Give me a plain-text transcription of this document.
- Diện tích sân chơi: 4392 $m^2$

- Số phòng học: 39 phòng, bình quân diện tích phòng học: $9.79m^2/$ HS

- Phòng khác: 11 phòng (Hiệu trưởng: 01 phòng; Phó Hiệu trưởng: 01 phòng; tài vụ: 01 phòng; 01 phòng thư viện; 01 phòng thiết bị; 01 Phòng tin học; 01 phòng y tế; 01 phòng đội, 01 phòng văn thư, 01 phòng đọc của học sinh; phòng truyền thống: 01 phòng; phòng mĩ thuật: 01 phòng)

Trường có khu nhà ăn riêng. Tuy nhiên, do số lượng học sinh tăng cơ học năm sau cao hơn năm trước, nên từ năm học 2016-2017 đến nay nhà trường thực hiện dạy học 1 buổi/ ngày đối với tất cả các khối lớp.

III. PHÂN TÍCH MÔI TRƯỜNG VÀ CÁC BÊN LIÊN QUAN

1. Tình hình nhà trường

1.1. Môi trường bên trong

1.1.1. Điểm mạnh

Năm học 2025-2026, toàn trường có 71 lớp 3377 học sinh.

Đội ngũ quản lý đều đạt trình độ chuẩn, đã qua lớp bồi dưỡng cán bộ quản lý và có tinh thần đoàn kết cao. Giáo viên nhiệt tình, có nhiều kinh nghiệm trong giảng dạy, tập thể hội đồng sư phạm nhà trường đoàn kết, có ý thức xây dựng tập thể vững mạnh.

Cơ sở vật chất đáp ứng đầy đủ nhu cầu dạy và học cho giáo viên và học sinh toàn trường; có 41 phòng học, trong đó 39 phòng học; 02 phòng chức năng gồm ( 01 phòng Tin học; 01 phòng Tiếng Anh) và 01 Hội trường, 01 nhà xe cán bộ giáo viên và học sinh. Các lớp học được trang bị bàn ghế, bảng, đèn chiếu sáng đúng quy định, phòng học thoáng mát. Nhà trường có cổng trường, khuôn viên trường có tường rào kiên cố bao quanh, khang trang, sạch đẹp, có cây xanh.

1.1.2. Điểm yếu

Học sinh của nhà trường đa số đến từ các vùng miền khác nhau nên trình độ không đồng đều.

▸ **Task details**: Write the material out exactly, with nothing left out.

▸ **Written answer**:
Give me a plain-text transcription of this document.
- Diện tích sân chơi: 4392 $m^2$

- Số phòng học: 39 phòng, bình quân diện tích phòng học: $9.79m^2/$ HS

- Phòng khác: 11 phòng (Hiệu trưởng: 01 phòng; Phó Hiệu trưởng: 01 phòng; tài vụ: 01 phòng; 01 phòng thư viện; 01 phòng thiết bị; 01 Phòng tin học; 01 phòng y tế; 01 phòng đội, 01 phòng văn thư, 01 phòng đọc của học sinh; phòng truyền thống: 01 phòng; phòng mĩ thuật: 01 phòng)

Trường có khu nhà ăn riêng. Tuy nhiên, do số lượng học sinh tăng cơ học năm sau cao hơn năm trước, nên từ năm học 2016-2017 đến nay nhà trường thực hiện dạy học 1 buổi/ ngày đối với tất cả các khối lớp.

III. PHÂN TÍCH MÔI TRƯỜNG VÀ CÁC BÊN LIÊN QUAN

1. Tình hình nhà trường

1.1. Môi trường bên trong

1.1.1. Điểm mạnh

Năm học 2025-2026, toàn trường có 71 lớp 3377 học sinh.

Đội ngũ quản lý đều đạt trình độ chuẩn, đã qua lớp bồi dưỡng cán bộ quản lý và có tinh thần đoàn kết cao. Giáo viên nhiệt tình, có nhiều kinh nghiệm trong giảng dạy, tập thể hội đồng sư phạm nhà trường đoàn kết, có ý thức xây dựng tập thể vững mạnh.

Cơ sở vật chất đáp ứng đầy đủ nhu cầu dạy và học cho giáo viên và học sinh toàn trường; có 41 phòng học, trong đó 39 phòng học; 02 phòng chức năng gồm ( 01 phòng Tin học; 01 phòng Tiếng Anh) và 01 Hội trường, 01 nhà xe cán bộ giáo viên và học sinh. Các lớp học được trang bị bàn ghế, bảng, đèn chiếu sáng đúng quy định, phòng học thoáng mát. Nhà trường có cổng trường, khuôn viên trường có tường rào kiên cố bao quanh, khang trang, sạch đẹp, có cây xanh.

1.1.2. Điểm yếu

Học sinh của nhà trường đa số đến từ các vùng miền khác nhau nên trình độ không đồng đều.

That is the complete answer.